(Dataset items)
++++++++++
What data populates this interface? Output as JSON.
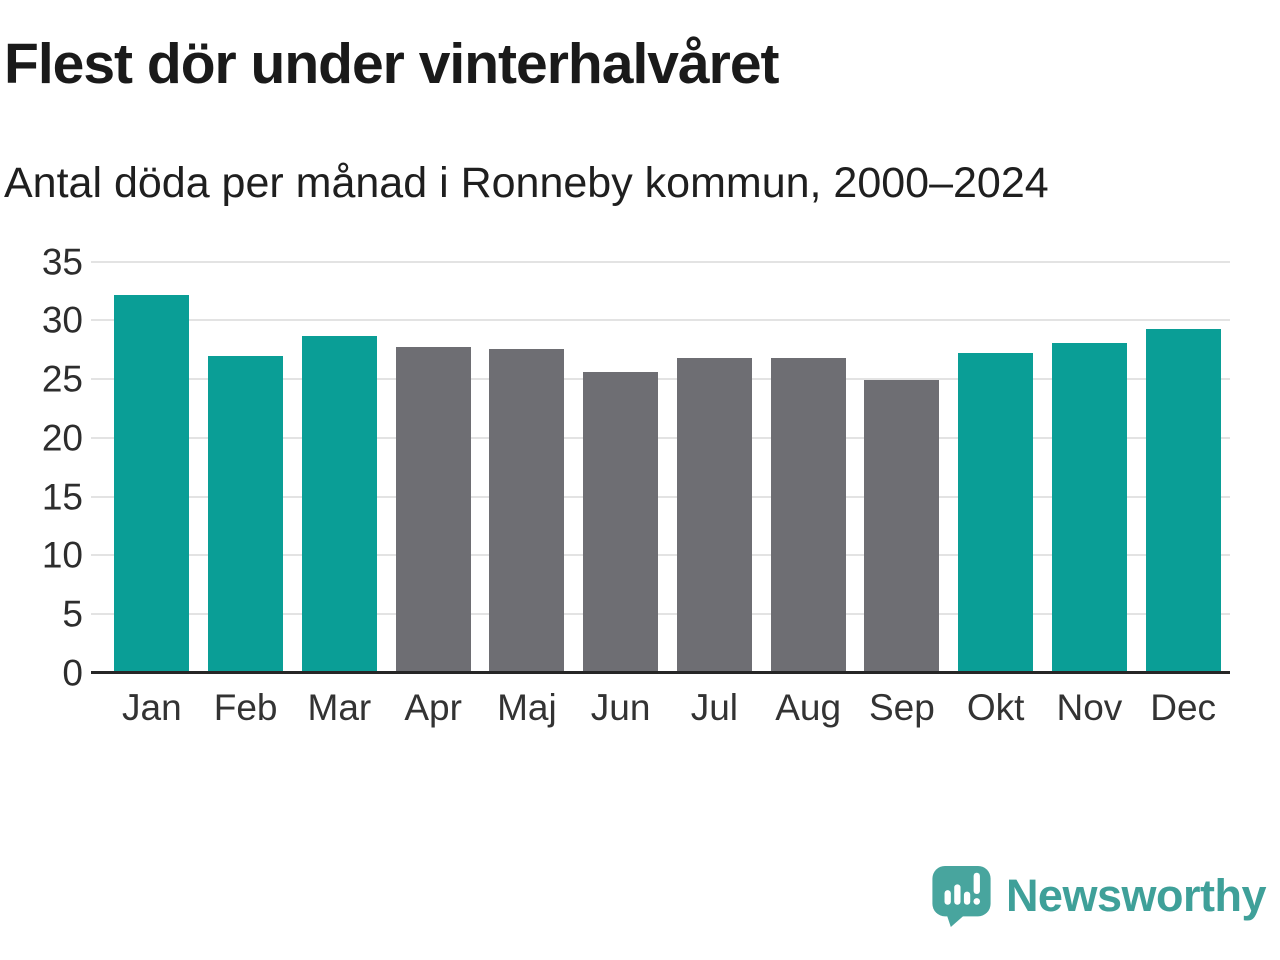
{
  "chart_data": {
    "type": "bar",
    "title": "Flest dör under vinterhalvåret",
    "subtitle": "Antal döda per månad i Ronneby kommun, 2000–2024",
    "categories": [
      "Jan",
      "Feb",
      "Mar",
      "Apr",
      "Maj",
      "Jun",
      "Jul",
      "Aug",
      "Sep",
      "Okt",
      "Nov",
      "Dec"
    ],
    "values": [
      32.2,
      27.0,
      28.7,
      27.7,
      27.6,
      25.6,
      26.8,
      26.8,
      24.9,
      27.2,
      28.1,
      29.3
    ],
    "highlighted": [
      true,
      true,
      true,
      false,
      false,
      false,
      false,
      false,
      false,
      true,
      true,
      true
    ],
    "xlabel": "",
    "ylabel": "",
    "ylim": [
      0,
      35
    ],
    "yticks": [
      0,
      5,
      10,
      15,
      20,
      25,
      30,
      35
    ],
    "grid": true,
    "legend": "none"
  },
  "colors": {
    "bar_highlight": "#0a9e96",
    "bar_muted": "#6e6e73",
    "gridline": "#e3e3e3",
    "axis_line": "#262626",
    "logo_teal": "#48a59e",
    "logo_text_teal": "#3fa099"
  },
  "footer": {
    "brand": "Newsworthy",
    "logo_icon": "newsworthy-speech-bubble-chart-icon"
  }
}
++++++++++
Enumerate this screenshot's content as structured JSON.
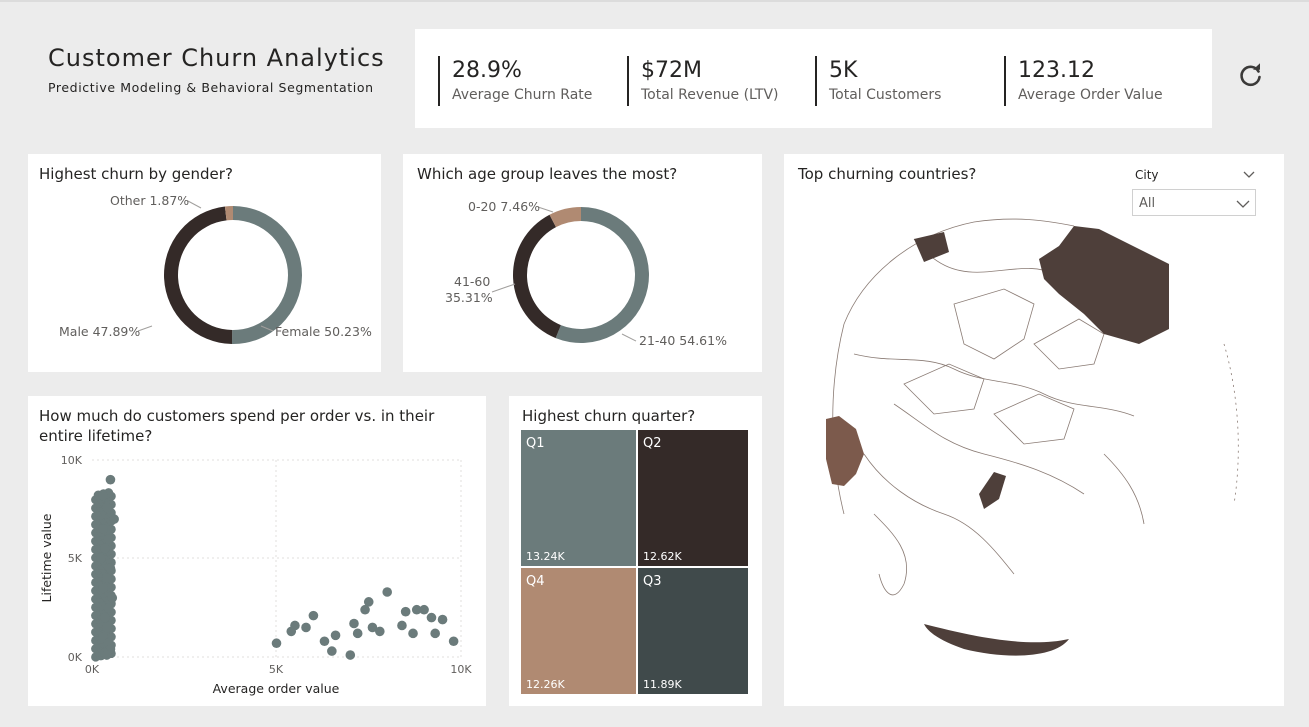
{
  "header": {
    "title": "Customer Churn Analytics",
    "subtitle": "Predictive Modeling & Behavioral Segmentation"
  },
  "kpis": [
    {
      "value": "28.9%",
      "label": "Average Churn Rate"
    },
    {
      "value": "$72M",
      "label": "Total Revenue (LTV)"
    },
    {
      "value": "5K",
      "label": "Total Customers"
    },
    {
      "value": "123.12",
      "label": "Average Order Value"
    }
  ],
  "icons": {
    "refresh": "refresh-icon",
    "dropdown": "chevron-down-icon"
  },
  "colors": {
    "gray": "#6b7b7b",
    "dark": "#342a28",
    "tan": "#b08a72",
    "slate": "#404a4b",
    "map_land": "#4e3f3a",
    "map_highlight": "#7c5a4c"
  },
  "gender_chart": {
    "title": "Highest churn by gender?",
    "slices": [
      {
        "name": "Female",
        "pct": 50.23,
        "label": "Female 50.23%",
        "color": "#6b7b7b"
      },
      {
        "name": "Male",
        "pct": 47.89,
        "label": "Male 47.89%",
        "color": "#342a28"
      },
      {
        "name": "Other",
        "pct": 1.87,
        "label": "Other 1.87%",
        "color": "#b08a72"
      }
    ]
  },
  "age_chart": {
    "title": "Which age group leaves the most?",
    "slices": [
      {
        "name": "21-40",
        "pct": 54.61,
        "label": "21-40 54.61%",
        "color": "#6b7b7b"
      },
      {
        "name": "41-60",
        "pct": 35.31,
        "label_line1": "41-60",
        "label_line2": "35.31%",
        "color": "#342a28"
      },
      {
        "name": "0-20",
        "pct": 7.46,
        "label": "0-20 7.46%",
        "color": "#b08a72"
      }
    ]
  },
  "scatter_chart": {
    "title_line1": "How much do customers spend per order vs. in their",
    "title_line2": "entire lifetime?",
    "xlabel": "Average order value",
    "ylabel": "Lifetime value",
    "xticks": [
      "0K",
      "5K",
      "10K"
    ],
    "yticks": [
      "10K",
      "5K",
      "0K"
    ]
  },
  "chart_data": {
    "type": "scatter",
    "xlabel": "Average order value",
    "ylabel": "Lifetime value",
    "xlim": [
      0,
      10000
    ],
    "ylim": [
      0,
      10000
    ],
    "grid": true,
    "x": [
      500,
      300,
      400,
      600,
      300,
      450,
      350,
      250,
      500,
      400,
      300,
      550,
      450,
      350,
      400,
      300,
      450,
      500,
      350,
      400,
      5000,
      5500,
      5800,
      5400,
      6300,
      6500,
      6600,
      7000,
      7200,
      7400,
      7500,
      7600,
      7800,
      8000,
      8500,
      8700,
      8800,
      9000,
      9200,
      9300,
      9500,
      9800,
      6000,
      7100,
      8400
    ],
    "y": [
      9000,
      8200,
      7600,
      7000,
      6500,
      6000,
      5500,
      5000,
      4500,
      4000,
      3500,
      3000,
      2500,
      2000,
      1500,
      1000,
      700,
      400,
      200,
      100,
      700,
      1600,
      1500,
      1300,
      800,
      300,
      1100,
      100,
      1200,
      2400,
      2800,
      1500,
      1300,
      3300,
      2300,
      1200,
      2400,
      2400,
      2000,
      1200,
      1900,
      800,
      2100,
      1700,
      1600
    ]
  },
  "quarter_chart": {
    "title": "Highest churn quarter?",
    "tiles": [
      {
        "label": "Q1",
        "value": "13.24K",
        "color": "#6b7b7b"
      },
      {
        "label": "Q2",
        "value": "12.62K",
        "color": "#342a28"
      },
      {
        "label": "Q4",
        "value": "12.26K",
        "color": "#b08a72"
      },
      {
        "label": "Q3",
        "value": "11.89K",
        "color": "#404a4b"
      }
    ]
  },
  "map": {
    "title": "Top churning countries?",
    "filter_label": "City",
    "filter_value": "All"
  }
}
++++++++++
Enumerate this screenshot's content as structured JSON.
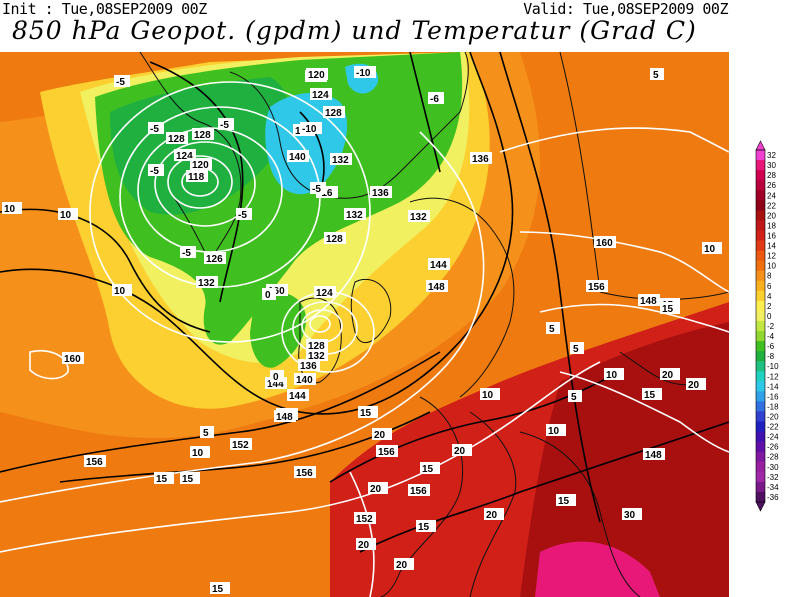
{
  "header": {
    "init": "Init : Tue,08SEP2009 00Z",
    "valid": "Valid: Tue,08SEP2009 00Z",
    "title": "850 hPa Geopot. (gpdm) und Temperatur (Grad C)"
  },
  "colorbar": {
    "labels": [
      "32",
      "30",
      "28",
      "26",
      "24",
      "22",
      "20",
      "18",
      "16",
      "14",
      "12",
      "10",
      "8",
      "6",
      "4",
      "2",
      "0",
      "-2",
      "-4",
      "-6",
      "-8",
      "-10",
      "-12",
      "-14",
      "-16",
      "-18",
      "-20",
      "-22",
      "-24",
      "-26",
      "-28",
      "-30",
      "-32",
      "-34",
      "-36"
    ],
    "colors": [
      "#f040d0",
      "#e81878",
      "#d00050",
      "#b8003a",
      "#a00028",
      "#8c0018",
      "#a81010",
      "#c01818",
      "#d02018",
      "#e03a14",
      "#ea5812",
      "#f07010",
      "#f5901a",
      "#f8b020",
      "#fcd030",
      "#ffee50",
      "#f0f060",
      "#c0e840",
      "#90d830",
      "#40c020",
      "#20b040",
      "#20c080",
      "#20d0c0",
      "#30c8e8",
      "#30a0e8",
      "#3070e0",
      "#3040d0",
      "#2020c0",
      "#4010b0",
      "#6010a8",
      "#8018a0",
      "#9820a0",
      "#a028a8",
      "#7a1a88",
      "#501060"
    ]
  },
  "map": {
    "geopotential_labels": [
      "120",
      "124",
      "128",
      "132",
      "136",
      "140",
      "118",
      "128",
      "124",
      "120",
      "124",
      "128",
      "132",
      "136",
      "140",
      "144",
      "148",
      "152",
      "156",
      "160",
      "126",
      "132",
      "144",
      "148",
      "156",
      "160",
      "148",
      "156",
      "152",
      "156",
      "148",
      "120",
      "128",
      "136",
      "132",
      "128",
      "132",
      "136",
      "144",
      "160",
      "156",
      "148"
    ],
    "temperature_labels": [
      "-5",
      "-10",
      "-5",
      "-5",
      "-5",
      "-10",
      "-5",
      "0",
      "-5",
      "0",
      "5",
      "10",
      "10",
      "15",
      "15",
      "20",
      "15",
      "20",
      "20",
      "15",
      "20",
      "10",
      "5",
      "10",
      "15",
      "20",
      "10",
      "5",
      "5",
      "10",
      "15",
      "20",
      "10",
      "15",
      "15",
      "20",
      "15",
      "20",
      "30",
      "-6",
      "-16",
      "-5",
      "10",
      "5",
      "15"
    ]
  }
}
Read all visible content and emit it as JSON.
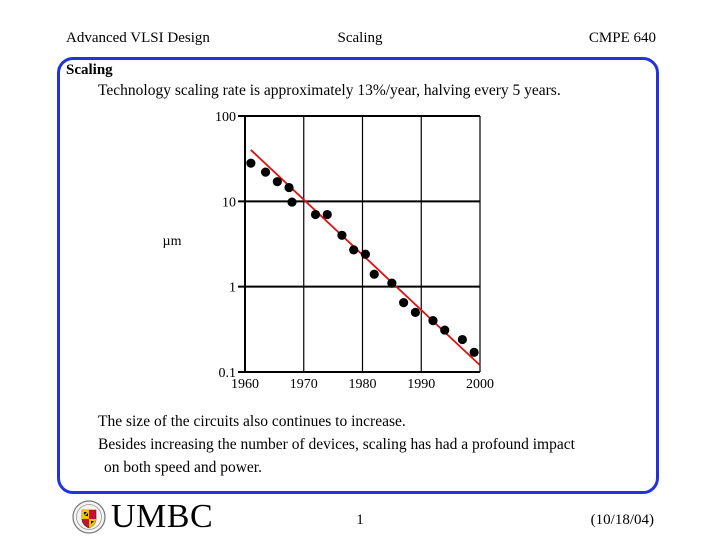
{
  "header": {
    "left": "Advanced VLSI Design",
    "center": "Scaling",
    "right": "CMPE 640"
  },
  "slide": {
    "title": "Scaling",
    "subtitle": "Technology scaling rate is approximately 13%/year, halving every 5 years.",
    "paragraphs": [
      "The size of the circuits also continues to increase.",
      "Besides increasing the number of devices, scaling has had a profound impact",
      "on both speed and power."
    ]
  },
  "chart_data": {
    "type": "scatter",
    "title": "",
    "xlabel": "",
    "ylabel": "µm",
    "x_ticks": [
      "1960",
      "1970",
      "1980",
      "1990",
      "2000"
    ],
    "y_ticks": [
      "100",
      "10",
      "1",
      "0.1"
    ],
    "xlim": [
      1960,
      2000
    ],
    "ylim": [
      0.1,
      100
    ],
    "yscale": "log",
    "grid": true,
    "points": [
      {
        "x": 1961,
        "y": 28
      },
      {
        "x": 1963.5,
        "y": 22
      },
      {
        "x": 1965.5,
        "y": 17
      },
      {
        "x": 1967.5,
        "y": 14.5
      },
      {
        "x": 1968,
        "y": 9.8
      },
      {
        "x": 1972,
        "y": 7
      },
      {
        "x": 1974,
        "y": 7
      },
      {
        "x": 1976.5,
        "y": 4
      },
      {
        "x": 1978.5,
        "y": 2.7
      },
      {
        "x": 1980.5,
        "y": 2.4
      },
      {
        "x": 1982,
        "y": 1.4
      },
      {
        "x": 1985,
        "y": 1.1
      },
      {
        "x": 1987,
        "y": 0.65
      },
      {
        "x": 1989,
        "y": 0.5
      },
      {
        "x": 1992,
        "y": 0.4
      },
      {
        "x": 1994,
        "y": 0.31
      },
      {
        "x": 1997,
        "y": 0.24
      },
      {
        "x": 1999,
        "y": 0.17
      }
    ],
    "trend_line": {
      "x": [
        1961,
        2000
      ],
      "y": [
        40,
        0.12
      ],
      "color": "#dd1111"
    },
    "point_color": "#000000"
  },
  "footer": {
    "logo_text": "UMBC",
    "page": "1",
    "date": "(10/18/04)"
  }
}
++++++++++
* What the task requires:
From the data above, work out how many lines contain the string "JSON" and reply with only the number.

* Response to the exercise:
4